- Data to process:
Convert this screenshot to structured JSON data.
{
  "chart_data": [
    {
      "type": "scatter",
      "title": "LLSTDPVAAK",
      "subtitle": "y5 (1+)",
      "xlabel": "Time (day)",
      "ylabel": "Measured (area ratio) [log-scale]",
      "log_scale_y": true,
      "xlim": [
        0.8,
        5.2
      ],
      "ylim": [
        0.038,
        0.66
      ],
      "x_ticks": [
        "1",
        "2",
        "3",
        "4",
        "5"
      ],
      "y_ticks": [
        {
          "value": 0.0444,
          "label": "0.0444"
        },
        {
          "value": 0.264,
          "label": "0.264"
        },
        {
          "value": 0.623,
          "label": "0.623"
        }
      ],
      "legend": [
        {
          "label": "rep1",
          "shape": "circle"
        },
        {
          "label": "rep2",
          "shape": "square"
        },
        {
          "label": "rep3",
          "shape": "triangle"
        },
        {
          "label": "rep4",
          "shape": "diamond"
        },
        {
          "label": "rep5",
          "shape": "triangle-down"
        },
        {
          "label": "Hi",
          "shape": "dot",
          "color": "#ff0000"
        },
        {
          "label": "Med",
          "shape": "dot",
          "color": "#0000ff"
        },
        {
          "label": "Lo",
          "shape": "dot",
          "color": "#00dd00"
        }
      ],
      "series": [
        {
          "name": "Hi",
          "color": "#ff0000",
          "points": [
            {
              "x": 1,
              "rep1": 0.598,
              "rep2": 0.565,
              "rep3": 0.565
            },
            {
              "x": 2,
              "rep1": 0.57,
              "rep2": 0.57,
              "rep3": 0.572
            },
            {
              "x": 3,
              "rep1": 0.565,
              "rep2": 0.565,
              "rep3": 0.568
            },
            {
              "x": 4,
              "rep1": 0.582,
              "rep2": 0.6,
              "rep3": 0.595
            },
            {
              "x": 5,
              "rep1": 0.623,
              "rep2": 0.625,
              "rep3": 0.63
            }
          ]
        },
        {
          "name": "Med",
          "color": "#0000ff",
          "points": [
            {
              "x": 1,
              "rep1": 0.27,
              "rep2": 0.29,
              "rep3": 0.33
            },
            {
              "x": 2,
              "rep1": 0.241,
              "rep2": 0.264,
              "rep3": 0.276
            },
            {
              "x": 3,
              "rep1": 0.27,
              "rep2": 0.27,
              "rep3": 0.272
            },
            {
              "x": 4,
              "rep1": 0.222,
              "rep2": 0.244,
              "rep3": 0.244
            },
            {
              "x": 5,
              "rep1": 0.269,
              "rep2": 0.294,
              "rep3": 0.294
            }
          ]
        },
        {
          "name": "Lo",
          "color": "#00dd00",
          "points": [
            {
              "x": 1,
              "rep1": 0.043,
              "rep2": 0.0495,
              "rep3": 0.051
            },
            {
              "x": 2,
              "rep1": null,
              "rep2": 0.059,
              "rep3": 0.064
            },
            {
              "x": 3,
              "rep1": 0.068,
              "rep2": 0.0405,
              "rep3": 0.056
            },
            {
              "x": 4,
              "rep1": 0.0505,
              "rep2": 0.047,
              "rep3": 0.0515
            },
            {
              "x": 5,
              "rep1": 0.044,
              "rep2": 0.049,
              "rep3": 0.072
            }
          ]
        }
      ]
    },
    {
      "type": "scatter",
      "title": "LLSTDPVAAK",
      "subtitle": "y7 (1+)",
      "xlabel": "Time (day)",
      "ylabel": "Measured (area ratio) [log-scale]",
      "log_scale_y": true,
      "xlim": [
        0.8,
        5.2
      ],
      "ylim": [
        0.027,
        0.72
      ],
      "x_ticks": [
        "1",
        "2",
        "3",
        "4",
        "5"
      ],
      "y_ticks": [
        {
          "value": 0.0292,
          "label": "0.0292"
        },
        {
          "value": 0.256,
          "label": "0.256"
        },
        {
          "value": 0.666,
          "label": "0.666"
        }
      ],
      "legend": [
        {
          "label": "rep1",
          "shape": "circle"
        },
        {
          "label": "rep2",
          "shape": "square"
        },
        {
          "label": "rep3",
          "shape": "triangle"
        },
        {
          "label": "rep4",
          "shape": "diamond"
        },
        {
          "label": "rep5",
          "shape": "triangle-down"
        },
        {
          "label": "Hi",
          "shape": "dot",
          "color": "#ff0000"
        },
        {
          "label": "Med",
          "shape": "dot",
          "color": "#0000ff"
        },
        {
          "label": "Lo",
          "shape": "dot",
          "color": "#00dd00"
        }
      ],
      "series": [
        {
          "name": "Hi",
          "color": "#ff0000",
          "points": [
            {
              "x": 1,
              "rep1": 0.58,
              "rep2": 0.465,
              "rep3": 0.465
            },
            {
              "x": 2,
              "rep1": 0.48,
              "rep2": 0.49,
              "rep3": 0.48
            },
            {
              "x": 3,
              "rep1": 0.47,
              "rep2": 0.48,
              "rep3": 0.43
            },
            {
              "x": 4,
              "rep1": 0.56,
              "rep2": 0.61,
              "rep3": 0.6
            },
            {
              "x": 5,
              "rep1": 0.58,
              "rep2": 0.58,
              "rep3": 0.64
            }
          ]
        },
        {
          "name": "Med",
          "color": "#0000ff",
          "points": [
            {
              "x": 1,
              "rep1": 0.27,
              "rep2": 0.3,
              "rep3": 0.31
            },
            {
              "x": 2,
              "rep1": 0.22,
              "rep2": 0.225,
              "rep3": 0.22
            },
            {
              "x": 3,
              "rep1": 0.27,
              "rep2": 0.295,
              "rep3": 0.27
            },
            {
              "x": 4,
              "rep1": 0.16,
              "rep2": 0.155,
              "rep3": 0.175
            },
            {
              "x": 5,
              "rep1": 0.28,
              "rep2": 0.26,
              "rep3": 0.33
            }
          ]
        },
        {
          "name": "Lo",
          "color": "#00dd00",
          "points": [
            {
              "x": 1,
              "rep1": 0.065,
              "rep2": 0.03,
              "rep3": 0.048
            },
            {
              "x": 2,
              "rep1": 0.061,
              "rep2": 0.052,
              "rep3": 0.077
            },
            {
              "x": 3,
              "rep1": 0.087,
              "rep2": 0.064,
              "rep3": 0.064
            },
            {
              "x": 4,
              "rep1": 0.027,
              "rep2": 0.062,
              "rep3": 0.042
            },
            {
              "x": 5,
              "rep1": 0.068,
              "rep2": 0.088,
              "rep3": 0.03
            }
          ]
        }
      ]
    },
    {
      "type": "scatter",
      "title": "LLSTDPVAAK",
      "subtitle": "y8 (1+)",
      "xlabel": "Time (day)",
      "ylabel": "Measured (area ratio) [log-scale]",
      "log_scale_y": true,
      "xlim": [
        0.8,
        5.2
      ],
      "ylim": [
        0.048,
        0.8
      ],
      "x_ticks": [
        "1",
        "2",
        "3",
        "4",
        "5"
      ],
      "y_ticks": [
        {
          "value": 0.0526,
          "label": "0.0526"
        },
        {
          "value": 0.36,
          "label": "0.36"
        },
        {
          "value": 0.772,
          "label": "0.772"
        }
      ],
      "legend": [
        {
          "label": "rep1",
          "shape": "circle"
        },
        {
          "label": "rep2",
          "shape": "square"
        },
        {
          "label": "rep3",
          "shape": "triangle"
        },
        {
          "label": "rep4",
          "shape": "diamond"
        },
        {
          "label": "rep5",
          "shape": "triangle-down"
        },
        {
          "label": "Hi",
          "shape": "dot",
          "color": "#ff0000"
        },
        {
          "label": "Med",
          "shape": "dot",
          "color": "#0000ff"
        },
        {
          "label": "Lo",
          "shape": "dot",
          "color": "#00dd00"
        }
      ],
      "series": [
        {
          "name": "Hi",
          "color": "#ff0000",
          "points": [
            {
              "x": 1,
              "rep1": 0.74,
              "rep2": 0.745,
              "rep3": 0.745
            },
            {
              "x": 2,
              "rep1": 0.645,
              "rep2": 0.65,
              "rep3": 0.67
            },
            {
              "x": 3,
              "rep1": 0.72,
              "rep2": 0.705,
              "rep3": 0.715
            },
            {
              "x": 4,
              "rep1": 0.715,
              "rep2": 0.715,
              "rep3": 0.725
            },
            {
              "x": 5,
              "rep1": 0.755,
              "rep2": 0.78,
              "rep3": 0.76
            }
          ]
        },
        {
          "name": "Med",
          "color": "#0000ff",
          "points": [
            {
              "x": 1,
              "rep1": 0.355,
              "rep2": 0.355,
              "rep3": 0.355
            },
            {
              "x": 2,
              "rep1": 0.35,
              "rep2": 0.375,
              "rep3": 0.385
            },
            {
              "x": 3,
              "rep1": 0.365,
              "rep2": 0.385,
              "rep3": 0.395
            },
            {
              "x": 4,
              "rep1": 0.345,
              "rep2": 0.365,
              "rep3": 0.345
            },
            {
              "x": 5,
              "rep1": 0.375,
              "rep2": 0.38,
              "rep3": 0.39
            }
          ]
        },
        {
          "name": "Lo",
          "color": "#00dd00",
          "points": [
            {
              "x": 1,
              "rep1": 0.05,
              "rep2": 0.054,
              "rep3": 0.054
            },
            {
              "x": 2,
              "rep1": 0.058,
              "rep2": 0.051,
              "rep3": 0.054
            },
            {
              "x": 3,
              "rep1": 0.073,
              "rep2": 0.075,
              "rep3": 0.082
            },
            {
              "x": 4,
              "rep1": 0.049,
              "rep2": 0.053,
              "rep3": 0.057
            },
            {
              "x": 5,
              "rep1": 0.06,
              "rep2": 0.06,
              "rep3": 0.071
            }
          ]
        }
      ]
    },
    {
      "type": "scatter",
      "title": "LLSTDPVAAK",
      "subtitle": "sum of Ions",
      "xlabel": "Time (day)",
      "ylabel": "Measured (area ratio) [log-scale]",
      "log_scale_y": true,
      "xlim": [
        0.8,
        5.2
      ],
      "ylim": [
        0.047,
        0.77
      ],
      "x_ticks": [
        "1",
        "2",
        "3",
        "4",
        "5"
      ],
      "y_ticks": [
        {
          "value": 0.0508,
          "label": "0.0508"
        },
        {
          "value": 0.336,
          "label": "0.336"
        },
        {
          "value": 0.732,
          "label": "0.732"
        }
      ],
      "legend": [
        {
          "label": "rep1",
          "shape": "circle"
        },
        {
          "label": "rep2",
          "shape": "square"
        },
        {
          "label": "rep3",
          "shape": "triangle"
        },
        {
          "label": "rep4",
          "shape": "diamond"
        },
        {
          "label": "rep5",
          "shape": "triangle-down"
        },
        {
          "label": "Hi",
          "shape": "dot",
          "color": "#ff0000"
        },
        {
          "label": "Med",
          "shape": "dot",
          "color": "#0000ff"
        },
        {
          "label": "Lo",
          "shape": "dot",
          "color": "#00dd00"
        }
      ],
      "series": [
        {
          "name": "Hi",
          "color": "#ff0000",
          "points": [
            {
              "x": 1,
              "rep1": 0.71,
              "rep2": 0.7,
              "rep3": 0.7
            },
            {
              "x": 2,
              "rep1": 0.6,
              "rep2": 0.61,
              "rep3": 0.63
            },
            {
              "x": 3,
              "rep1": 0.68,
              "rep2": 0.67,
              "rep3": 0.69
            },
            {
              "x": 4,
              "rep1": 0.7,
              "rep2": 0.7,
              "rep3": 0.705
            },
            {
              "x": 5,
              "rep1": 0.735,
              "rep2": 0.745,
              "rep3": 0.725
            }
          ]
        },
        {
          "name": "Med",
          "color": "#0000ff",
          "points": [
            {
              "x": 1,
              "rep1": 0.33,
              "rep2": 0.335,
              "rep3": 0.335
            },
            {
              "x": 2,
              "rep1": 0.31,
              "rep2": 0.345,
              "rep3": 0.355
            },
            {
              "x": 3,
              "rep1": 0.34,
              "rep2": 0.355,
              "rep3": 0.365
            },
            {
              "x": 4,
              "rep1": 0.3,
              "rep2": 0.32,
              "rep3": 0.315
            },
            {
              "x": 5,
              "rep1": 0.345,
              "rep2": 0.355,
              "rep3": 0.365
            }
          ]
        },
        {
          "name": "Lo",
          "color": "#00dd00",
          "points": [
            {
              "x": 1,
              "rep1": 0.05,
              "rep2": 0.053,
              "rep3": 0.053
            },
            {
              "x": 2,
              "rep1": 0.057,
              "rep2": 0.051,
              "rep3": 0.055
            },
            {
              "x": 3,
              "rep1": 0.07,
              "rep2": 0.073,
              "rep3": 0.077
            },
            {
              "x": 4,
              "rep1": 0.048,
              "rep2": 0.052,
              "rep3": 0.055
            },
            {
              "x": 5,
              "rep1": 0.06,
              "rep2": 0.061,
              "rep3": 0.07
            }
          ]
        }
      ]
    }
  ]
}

- Stated task: From the entries above, extract every line where the word "value" appears.

- Task answer:
          "value": 0.0444,
          "value": 0.264,
          "value": 0.623,
          "value": 0.0292,
          "value": 0.256,
          "value": 0.666,
          "value": 0.0526,
          "value": 0.36,
          "value": 0.772,
          "value": 0.0508,
          "value": 0.336,
          "value": 0.732,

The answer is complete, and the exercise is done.